(Spatial annotation records)
****

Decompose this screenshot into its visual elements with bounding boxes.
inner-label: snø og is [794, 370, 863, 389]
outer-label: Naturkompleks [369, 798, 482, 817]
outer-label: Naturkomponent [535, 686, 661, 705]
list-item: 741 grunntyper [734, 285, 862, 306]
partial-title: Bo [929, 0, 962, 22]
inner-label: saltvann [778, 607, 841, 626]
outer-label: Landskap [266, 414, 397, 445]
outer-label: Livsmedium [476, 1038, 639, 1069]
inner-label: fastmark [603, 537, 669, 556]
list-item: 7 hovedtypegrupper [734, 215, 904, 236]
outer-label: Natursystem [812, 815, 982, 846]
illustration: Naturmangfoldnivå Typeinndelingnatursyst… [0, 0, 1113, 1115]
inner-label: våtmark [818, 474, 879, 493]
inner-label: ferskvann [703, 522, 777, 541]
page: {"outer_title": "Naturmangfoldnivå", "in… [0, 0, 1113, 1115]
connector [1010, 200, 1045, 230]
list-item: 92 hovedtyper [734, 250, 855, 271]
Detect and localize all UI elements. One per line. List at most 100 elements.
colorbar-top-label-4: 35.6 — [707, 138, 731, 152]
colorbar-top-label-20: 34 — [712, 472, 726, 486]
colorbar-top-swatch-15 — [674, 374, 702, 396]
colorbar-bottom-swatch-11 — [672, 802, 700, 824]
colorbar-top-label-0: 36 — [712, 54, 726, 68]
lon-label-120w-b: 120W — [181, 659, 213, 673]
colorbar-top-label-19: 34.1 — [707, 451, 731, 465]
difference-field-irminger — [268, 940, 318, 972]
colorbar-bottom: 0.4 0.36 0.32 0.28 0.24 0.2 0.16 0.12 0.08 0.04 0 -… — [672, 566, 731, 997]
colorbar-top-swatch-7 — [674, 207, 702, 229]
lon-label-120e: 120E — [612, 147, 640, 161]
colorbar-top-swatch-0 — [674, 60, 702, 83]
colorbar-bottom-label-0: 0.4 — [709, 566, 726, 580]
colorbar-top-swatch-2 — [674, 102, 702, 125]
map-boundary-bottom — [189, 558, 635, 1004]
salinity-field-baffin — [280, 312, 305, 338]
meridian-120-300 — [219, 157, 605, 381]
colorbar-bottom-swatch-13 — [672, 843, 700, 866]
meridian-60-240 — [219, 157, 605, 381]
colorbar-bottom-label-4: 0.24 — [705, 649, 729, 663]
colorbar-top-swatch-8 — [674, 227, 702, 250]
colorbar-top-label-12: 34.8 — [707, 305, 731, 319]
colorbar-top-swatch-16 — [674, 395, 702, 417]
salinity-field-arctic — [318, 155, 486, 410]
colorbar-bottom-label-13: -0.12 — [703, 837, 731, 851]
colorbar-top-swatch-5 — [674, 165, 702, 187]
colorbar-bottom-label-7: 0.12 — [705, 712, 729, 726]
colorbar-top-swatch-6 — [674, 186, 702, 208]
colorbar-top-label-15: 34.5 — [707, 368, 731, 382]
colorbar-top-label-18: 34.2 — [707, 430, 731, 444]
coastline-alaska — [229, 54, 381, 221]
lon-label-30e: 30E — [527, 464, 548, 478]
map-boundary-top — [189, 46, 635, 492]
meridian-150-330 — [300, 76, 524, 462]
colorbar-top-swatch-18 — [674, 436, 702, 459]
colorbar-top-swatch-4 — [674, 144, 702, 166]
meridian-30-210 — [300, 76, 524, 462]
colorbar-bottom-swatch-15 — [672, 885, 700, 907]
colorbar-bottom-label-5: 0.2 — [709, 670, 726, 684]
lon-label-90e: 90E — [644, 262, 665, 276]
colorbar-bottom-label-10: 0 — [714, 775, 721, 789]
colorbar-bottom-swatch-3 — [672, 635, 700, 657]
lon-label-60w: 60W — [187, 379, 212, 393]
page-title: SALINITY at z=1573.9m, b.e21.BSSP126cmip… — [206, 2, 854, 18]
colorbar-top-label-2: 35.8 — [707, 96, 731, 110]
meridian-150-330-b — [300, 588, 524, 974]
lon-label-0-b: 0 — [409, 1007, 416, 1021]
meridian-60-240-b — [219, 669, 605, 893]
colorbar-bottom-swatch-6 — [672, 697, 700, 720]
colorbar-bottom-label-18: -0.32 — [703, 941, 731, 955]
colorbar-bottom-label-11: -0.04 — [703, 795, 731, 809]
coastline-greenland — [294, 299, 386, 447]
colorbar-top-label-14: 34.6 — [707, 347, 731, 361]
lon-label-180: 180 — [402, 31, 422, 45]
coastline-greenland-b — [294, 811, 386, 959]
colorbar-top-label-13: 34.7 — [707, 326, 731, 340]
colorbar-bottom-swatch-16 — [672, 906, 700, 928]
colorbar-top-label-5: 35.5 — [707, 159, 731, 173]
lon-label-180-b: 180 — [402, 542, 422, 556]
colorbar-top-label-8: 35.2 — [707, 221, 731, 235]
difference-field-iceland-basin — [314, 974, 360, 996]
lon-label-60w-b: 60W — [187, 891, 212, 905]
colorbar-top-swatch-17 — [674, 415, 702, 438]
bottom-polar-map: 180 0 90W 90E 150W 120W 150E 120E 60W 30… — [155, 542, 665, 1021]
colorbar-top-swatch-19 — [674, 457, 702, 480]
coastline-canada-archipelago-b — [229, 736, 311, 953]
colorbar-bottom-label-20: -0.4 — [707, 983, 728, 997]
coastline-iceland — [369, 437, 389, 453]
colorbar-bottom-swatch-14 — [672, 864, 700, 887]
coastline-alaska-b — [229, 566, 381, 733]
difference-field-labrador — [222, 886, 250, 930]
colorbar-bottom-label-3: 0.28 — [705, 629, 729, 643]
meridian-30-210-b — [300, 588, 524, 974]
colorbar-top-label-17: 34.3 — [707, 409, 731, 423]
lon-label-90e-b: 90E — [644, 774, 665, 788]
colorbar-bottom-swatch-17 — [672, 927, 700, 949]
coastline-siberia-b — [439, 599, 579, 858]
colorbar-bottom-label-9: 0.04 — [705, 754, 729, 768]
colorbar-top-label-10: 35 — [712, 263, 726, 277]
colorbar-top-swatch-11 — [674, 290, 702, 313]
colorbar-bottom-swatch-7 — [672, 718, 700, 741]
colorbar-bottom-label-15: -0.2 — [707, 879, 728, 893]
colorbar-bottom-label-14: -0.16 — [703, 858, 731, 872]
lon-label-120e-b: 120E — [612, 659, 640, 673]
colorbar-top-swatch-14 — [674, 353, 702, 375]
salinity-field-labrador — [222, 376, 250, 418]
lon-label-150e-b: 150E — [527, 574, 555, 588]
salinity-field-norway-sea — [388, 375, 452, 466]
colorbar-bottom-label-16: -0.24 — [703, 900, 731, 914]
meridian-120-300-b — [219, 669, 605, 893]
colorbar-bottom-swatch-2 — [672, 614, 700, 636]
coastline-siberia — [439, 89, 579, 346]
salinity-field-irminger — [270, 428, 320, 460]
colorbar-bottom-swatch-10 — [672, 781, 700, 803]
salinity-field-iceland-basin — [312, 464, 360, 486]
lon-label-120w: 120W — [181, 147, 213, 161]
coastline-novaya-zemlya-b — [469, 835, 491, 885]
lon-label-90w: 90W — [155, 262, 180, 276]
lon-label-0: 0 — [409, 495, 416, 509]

****

Reproduce every line of the records above word for word, leaving nothing out and changing nothing.

Decompose this screenshot into its visual elements with bounding boxes.
inner-label: snø og is [794, 370, 863, 389]
outer-label: Naturkompleks [369, 798, 482, 817]
outer-label: Naturkomponent [535, 686, 661, 705]
list-item: 741 grunntyper [734, 285, 862, 306]
partial-title: Bo [929, 0, 962, 22]
inner-label: saltvann [778, 607, 841, 626]
outer-label: Landskap [266, 414, 397, 445]
outer-label: Livsmedium [476, 1038, 639, 1069]
inner-label: fastmark [603, 537, 669, 556]
list-item: 7 hovedtypegrupper [734, 215, 904, 236]
outer-label: Natursystem [812, 815, 982, 846]
illustration: Naturmangfoldnivå Typeinndelingnatursyst… [0, 0, 1113, 1115]
inner-label: våtmark [818, 474, 879, 493]
inner-label: ferskvann [703, 522, 777, 541]
page: {"outer_title": "Naturmangfoldnivå", "in… [0, 0, 1113, 1115]
connector [1010, 200, 1045, 230]
list-item: 92 hovedtyper [734, 250, 855, 271]
Detect and localize all UI elements. One per line. List at most 100 elements.
colorbar-top-label-4: 35.6 — [707, 138, 731, 152]
colorbar-top-label-20: 34 — [712, 472, 726, 486]
colorbar-top-swatch-15 — [674, 374, 702, 396]
colorbar-bottom-swatch-11 — [672, 802, 700, 824]
colorbar-top-label-0: 36 — [712, 54, 726, 68]
lon-label-120w-b: 120W — [181, 659, 213, 673]
colorbar-top-label-19: 34.1 — [707, 451, 731, 465]
difference-field-irminger — [268, 940, 318, 972]
colorbar-bottom: 0.4 0.36 0.32 0.28 0.24 0.2 0.16 0.12 0.08 0.04 0 -… — [672, 566, 731, 997]
colorbar-top-swatch-7 — [674, 207, 702, 229]
lon-label-120e: 120E — [612, 147, 640, 161]
colorbar-top-swatch-0 — [674, 60, 702, 83]
colorbar-bottom-label-0: 0.4 — [709, 566, 726, 580]
colorbar-top-swatch-2 — [674, 102, 702, 125]
map-boundary-bottom — [189, 558, 635, 1004]
salinity-field-baffin — [280, 312, 305, 338]
meridian-120-300 — [219, 157, 605, 381]
colorbar-bottom-swatch-13 — [672, 843, 700, 866]
meridian-60-240 — [219, 157, 605, 381]
colorbar-bottom-label-4: 0.24 — [705, 649, 729, 663]
colorbar-top-swatch-8 — [674, 227, 702, 250]
colorbar-top-label-12: 34.8 — [707, 305, 731, 319]
colorbar-top-swatch-16 — [674, 395, 702, 417]
salinity-field-arctic — [318, 155, 486, 410]
colorbar-bottom-label-13: -0.12 — [703, 837, 731, 851]
colorbar-top-swatch-5 — [674, 165, 702, 187]
colorbar-bottom-label-7: 0.12 — [705, 712, 729, 726]
colorbar-top-swatch-6 — [674, 186, 702, 208]
colorbar-top-label-15: 34.5 — [707, 368, 731, 382]
colorbar-top-label-18: 34.2 — [707, 430, 731, 444]
coastline-alaska — [229, 54, 381, 221]
lon-label-30e: 30E — [527, 464, 548, 478]
map-boundary-top — [189, 46, 635, 492]
meridian-150-330 — [300, 76, 524, 462]
colorbar-top-swatch-18 — [674, 436, 702, 459]
colorbar-top-swatch-4 — [674, 144, 702, 166]
meridian-30-210 — [300, 76, 524, 462]
colorbar-bottom-swatch-15 — [672, 885, 700, 907]
colorbar-bottom-label-5: 0.2 — [709, 670, 726, 684]
lon-label-90e: 90E — [644, 262, 665, 276]
colorbar-bottom-label-10: 0 — [714, 775, 721, 789]
colorbar-bottom-swatch-3 — [672, 635, 700, 657]
lon-label-60w: 60W — [187, 379, 212, 393]
page-title: SALINITY at z=1573.9m, b.e21.BSSP126cmip… — [206, 2, 854, 18]
colorbar-top-label-2: 35.8 — [707, 96, 731, 110]
meridian-150-330-b — [300, 588, 524, 974]
lon-label-0-b: 0 — [409, 1007, 416, 1021]
meridian-60-240-b — [219, 669, 605, 893]
colorbar-bottom-swatch-6 — [672, 697, 700, 720]
colorbar-bottom-label-18: -0.32 — [703, 941, 731, 955]
colorbar-bottom-label-11: -0.04 — [703, 795, 731, 809]
coastline-greenland — [294, 299, 386, 447]
colorbar-top-label-14: 34.6 — [707, 347, 731, 361]
lon-label-180: 180 — [402, 31, 422, 45]
coastline-greenland-b — [294, 811, 386, 959]
colorbar-top-label-13: 34.7 — [707, 326, 731, 340]
colorbar-bottom-swatch-16 — [672, 906, 700, 928]
colorbar-top-label-5: 35.5 — [707, 159, 731, 173]
lon-label-180-b: 180 — [402, 542, 422, 556]
colorbar-top-label-8: 35.2 — [707, 221, 731, 235]
difference-field-iceland-basin — [314, 974, 360, 996]
lon-label-60w-b: 60W — [187, 891, 212, 905]
colorbar-top-swatch-17 — [674, 415, 702, 438]
bottom-polar-map: 180 0 90W 90E 150W 120W 150E 120E 60W 30… — [155, 542, 665, 1021]
colorbar-top-swatch-19 — [674, 457, 702, 480]
coastline-canada-archipelago-b — [229, 736, 311, 953]
colorbar-bottom-label-20: -0.4 — [707, 983, 728, 997]
coastline-iceland — [369, 437, 389, 453]
colorbar-bottom-swatch-14 — [672, 864, 700, 887]
coastline-alaska-b — [229, 566, 381, 733]
difference-field-labrador — [222, 886, 250, 930]
colorbar-bottom-label-3: 0.28 — [705, 629, 729, 643]
meridian-30-210-b — [300, 588, 524, 974]
colorbar-top-label-17: 34.3 — [707, 409, 731, 423]
lon-label-90e-b: 90E — [644, 774, 665, 788]
colorbar-bottom-swatch-17 — [672, 927, 700, 949]
coastline-siberia-b — [439, 599, 579, 858]
colorbar-bottom-label-9: 0.04 — [705, 754, 729, 768]
colorbar-top-label-10: 35 — [712, 263, 726, 277]
colorbar-top-swatch-11 — [674, 290, 702, 313]
colorbar-bottom-swatch-7 — [672, 718, 700, 741]
colorbar-bottom-label-15: -0.2 — [707, 879, 728, 893]
colorbar-bottom-label-14: -0.16 — [703, 858, 731, 872]
lon-label-120e-b: 120E — [612, 659, 640, 673]
colorbar-top-swatch-14 — [674, 353, 702, 375]
salinity-field-labrador — [222, 376, 250, 418]
lon-label-150e-b: 150E — [527, 574, 555, 588]
salinity-field-norway-sea — [388, 375, 452, 466]
colorbar-bottom-label-16: -0.24 — [703, 900, 731, 914]
meridian-120-300-b — [219, 669, 605, 893]
colorbar-bottom-swatch-2 — [672, 614, 700, 636]
coastline-siberia — [439, 89, 579, 346]
salinity-field-irminger — [270, 428, 320, 460]
colorbar-bottom-swatch-10 — [672, 781, 700, 803]
salinity-field-iceland-basin — [312, 464, 360, 486]
lon-label-120w: 120W — [181, 147, 213, 161]
coastline-novaya-zemlya-b — [469, 835, 491, 885]
lon-label-90w: 90W — [155, 262, 180, 276]
lon-label-0: 0 — [409, 495, 416, 509]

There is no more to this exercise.